** START Listed records **

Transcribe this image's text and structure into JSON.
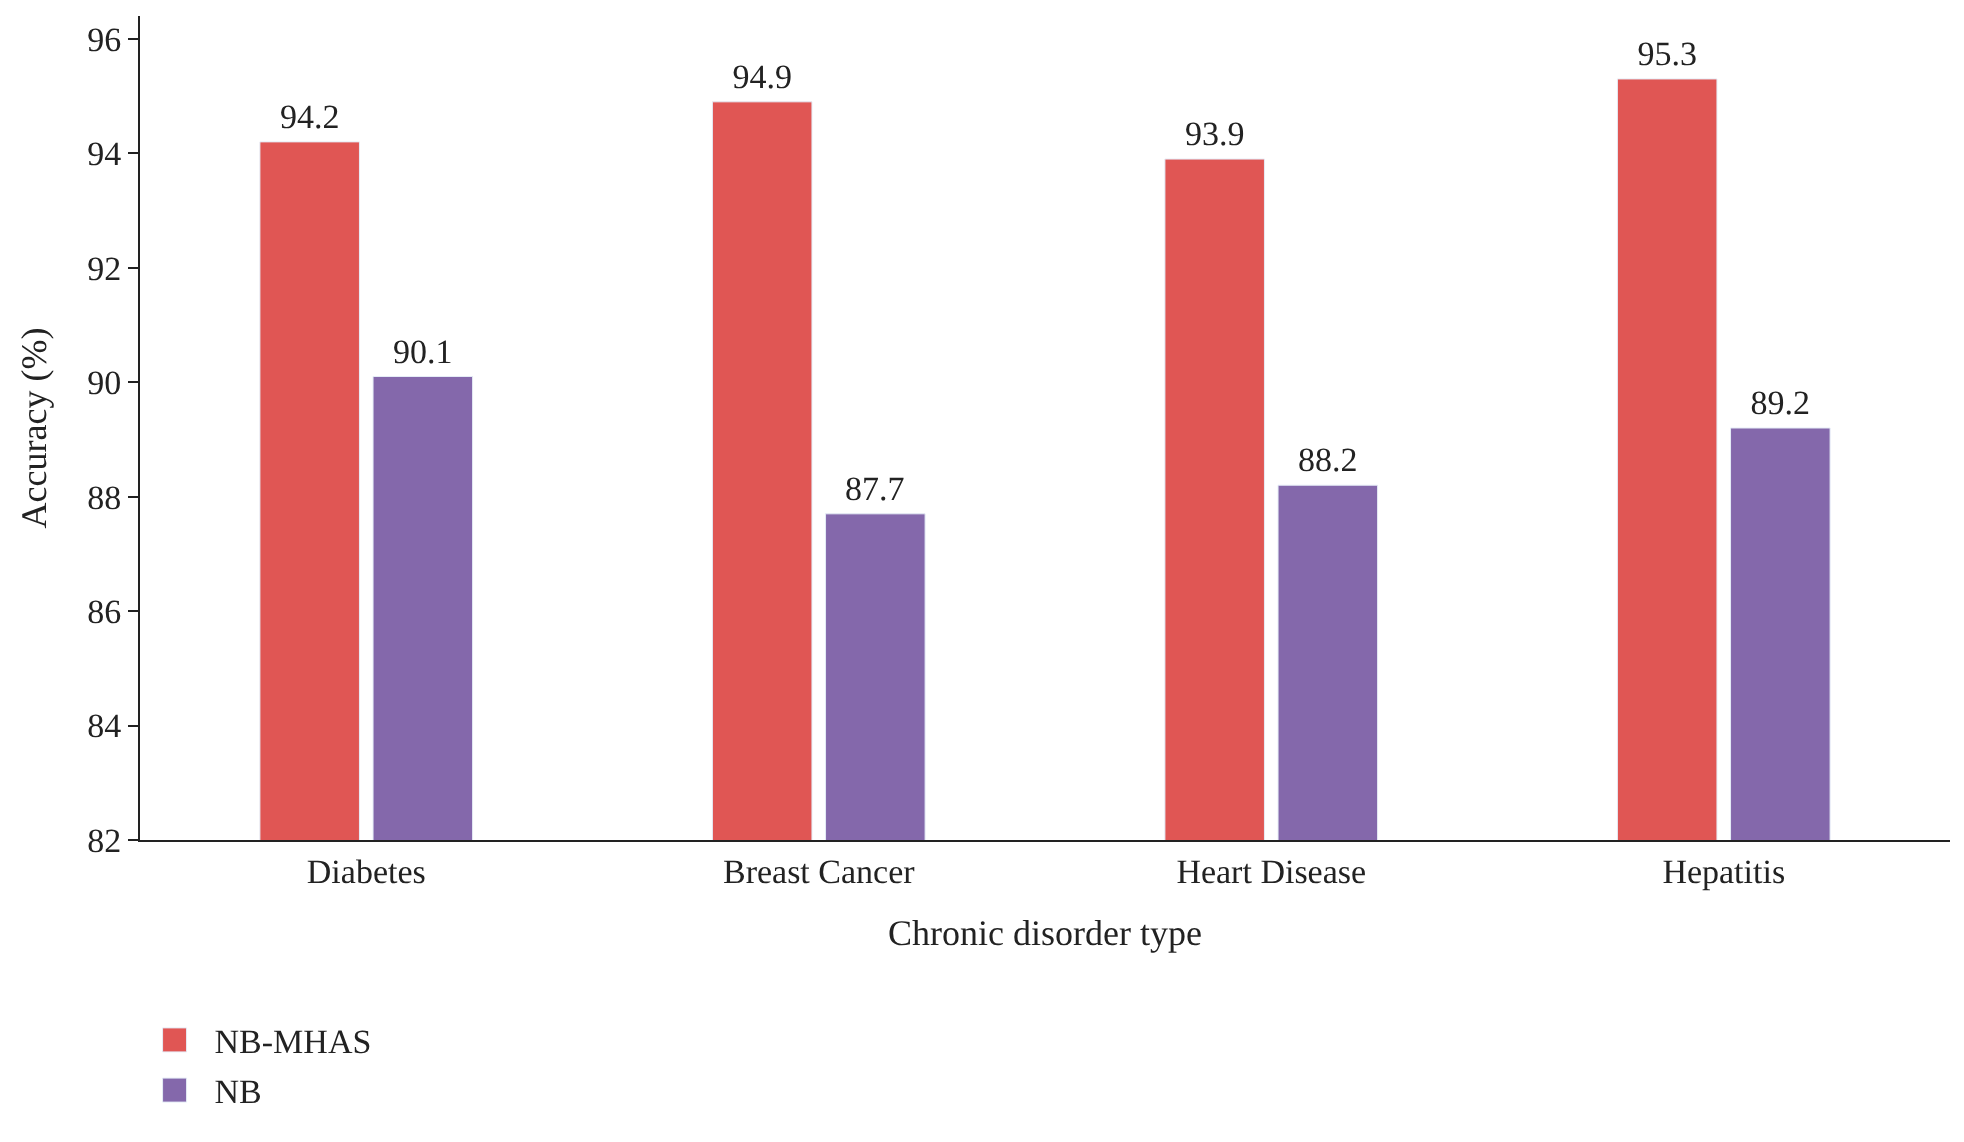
{
  "chart_data": {
    "type": "bar",
    "xlabel": "Chronic disorder type",
    "ylabel": "Accuracy (%)",
    "categories": [
      "Diabetes",
      "Breast Cancer",
      "Heart Disease",
      "Hepatitis"
    ],
    "series": [
      {
        "name": "NB-MHAS",
        "color": "#e05654",
        "values": [
          94.2,
          94.9,
          93.9,
          95.3
        ]
      },
      {
        "name": "NB",
        "color": "#8468ab",
        "values": [
          90.1,
          87.7,
          88.2,
          89.2
        ]
      }
    ],
    "ylim": [
      82,
      96.4
    ],
    "yticks": [
      82,
      84,
      86,
      88,
      90,
      92,
      94,
      96
    ],
    "data_labels": true,
    "legend": "bottom left"
  }
}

** END Listed records **

### The request
Without the pictures, return the entries exactly as they appear.

### Complete response
Transcribe this image's text and structure into JSON.
{
  "chart_data": {
    "type": "bar",
    "xlabel": "Chronic disorder type",
    "ylabel": "Accuracy (%)",
    "categories": [
      "Diabetes",
      "Breast Cancer",
      "Heart Disease",
      "Hepatitis"
    ],
    "series": [
      {
        "name": "NB-MHAS",
        "color": "#e05654",
        "values": [
          94.2,
          94.9,
          93.9,
          95.3
        ]
      },
      {
        "name": "NB",
        "color": "#8468ab",
        "values": [
          90.1,
          87.7,
          88.2,
          89.2
        ]
      }
    ],
    "ylim": [
      82,
      96.4
    ],
    "yticks": [
      82,
      84,
      86,
      88,
      90,
      92,
      94,
      96
    ],
    "data_labels": true,
    "legend": "bottom left"
  }
}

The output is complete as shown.